**EXERCISE INPUTS**
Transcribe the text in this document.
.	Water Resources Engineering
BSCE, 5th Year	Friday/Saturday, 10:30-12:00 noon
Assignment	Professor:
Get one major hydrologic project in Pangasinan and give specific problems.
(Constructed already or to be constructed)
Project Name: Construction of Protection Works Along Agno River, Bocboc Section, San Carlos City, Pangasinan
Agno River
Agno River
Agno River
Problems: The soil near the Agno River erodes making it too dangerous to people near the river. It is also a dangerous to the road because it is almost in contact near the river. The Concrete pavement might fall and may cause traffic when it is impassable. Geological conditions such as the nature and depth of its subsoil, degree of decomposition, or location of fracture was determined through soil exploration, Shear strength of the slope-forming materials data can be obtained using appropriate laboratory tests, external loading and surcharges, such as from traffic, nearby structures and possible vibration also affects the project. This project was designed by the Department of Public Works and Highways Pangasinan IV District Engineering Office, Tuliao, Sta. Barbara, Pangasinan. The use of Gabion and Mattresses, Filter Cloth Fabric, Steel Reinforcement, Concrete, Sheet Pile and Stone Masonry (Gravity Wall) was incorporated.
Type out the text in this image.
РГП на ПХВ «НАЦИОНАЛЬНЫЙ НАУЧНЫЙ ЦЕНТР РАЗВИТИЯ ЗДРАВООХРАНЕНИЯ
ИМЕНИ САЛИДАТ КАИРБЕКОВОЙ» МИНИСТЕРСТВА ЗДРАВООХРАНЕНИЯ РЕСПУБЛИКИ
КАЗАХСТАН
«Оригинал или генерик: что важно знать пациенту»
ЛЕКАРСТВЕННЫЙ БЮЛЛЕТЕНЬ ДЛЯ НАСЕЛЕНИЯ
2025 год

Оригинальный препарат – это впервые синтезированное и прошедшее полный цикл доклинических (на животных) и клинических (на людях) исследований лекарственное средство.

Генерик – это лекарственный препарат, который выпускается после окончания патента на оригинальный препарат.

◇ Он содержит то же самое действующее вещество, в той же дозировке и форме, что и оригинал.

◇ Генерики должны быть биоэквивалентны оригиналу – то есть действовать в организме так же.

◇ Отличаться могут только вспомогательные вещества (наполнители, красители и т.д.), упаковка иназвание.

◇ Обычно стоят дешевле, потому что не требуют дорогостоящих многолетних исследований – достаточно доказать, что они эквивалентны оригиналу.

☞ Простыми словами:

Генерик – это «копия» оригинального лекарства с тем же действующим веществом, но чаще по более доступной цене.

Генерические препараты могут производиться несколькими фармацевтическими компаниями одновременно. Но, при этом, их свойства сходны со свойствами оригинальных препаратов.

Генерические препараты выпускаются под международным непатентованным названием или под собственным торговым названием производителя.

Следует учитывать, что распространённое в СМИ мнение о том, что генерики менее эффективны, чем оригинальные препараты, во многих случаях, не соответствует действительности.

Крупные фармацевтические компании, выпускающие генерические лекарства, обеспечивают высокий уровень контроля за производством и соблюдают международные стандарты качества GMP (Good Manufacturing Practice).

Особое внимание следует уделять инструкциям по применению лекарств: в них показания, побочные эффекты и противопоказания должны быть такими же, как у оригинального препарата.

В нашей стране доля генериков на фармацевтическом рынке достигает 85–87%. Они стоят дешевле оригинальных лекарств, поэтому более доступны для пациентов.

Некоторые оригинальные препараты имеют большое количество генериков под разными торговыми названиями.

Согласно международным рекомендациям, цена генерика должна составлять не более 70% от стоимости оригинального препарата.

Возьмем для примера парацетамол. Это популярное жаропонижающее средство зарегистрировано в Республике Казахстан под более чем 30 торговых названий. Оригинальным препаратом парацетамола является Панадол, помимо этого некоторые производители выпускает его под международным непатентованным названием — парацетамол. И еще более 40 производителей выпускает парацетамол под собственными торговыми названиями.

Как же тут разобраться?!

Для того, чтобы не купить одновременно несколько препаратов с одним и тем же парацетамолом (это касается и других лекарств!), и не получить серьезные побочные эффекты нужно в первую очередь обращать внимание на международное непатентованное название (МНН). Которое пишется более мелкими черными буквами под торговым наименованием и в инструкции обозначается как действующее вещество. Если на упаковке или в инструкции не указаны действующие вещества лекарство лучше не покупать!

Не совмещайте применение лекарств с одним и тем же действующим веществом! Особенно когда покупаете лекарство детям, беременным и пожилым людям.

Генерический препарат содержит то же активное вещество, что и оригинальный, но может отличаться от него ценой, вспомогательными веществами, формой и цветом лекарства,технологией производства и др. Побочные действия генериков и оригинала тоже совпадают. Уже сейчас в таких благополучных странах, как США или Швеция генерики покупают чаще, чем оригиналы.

**WHAT THE EXERCISE ASKS**
Extract the complete data, matching each line exactly.

**EXERCISE RESPONSE**
Transcribe the text in this document.
.	Water Resources Engineering
BSCE, 5th Year	Friday/Saturday, 10:30-12:00 noon
Assignment	Professor:
Get one major hydrologic project in Pangasinan and give specific problems.
(Constructed already or to be constructed)
Project Name: Construction of Protection Works Along Agno River, Bocboc Section, San Carlos City, Pangasinan
Agno River
Agno River
Agno River
Problems: The soil near the Agno River erodes making it too dangerous to people near the river. It is also a dangerous to the road because it is almost in contact near the river. The Concrete pavement might fall and may cause traffic when it is impassable. Geological conditions such as the nature and depth of its subsoil, degree of decomposition, or location of fracture was determined through soil exploration, Shear strength of the slope-forming materials data can be obtained using appropriate laboratory tests, external loading and surcharges, such as from traffic, nearby structures and possible vibration also affects the project. This project was designed by the Department of Public Works and Highways Pangasinan IV District Engineering Office, Tuliao, Sta. Barbara, Pangasinan. The use of Gabion and Mattresses, Filter Cloth Fabric, Steel Reinforcement, Concrete, Sheet Pile and Stone Masonry (Gravity Wall) was incorporated.
Type out the text in this image.
РГП на ПХВ «НАЦИОНАЛЬНЫЙ НАУЧНЫЙ ЦЕНТР РАЗВИТИЯ ЗДРАВООХРАНЕНИЯ
ИМЕНИ САЛИДАТ КАИРБЕКОВОЙ» МИНИСТЕРСТВА ЗДРАВООХРАНЕНИЯ РЕСПУБЛИКИ
КАЗАХСТАН
«Оригинал или генерик: что важно знать пациенту»
ЛЕКАРСТВЕННЫЙ БЮЛЛЕТЕНЬ ДЛЯ НАСЕЛЕНИЯ
2025 год

Оригинальный препарат – это впервые синтезированное и прошедшее полный цикл доклинических (на животных) и клинических (на людях) исследований лекарственное средство.

Генерик – это лекарственный препарат, который выпускается после окончания патента на оригинальный препарат.

◇ Он содержит то же самое действующее вещество, в той же дозировке и форме, что и оригинал.

◇ Генерики должны быть биоэквивалентны оригиналу – то есть действовать в организме так же.

◇ Отличаться могут только вспомогательные вещества (наполнители, красители и т.д.), упаковка иназвание.

◇ Обычно стоят дешевле, потому что не требуют дорогостоящих многолетних исследований – достаточно доказать, что они эквивалентны оригиналу.

☞ Простыми словами:

Генерик – это «копия» оригинального лекарства с тем же действующим веществом, но чаще по более доступной цене.

Генерические препараты могут производиться несколькими фармацевтическими компаниями одновременно. Но, при этом, их свойства сходны со свойствами оригинальных препаратов.

Генерические препараты выпускаются под международным непатентованным названием или под собственным торговым названием производителя.

Следует учитывать, что распространённое в СМИ мнение о том, что генерики менее эффективны, чем оригинальные препараты, во многих случаях, не соответствует действительности.

Крупные фармацевтические компании, выпускающие генерические лекарства, обеспечивают высокий уровень контроля за производством и соблюдают международные стандарты качества GMP (Good Manufacturing Practice).

Особое внимание следует уделять инструкциям по применению лекарств: в них показания, побочные эффекты и противопоказания должны быть такими же, как у оригинального препарата.

В нашей стране доля генериков на фармацевтическом рынке достигает 85–87%. Они стоят дешевле оригинальных лекарств, поэтому более доступны для пациентов.

Некоторые оригинальные препараты имеют большое количество генериков под разными торговыми названиями.

Согласно международным рекомендациям, цена генерика должна составлять не более 70% от стоимости оригинального препарата.

Возьмем для примера парацетамол. Это популярное жаропонижающее средство зарегистрировано в Республике Казахстан под более чем 30 торговых названий. Оригинальным препаратом парацетамола является Панадол, помимо этого некоторые производители выпускает его под международным непатентованным названием — парацетамол. И еще более 40 производителей выпускает парацетамол под собственными торговыми названиями.

Как же тут разобраться?!

Для того, чтобы не купить одновременно несколько препаратов с одним и тем же парацетамолом (это касается и других лекарств!), и не получить серьезные побочные эффекты нужно в первую очередь обращать внимание на международное непатентованное название (МНН). Которое пишется более мелкими черными буквами под торговым наименованием и в инструкции обозначается как действующее вещество. Если на упаковке или в инструкции не указаны действующие вещества лекарство лучше не покупать!

Не совмещайте применение лекарств с одним и тем же действующим веществом! Особенно когда покупаете лекарство детям, беременным и пожилым людям.

Генерический препарат содержит то же активное вещество, что и оригинальный, но может отличаться от него ценой, вспомогательными веществами, формой и цветом лекарства,технологией производства и др. Побочные действия генериков и оригинала тоже совпадают. Уже сейчас в таких благополучных странах, как США или Швеция генерики покупают чаще, чем оригиналы.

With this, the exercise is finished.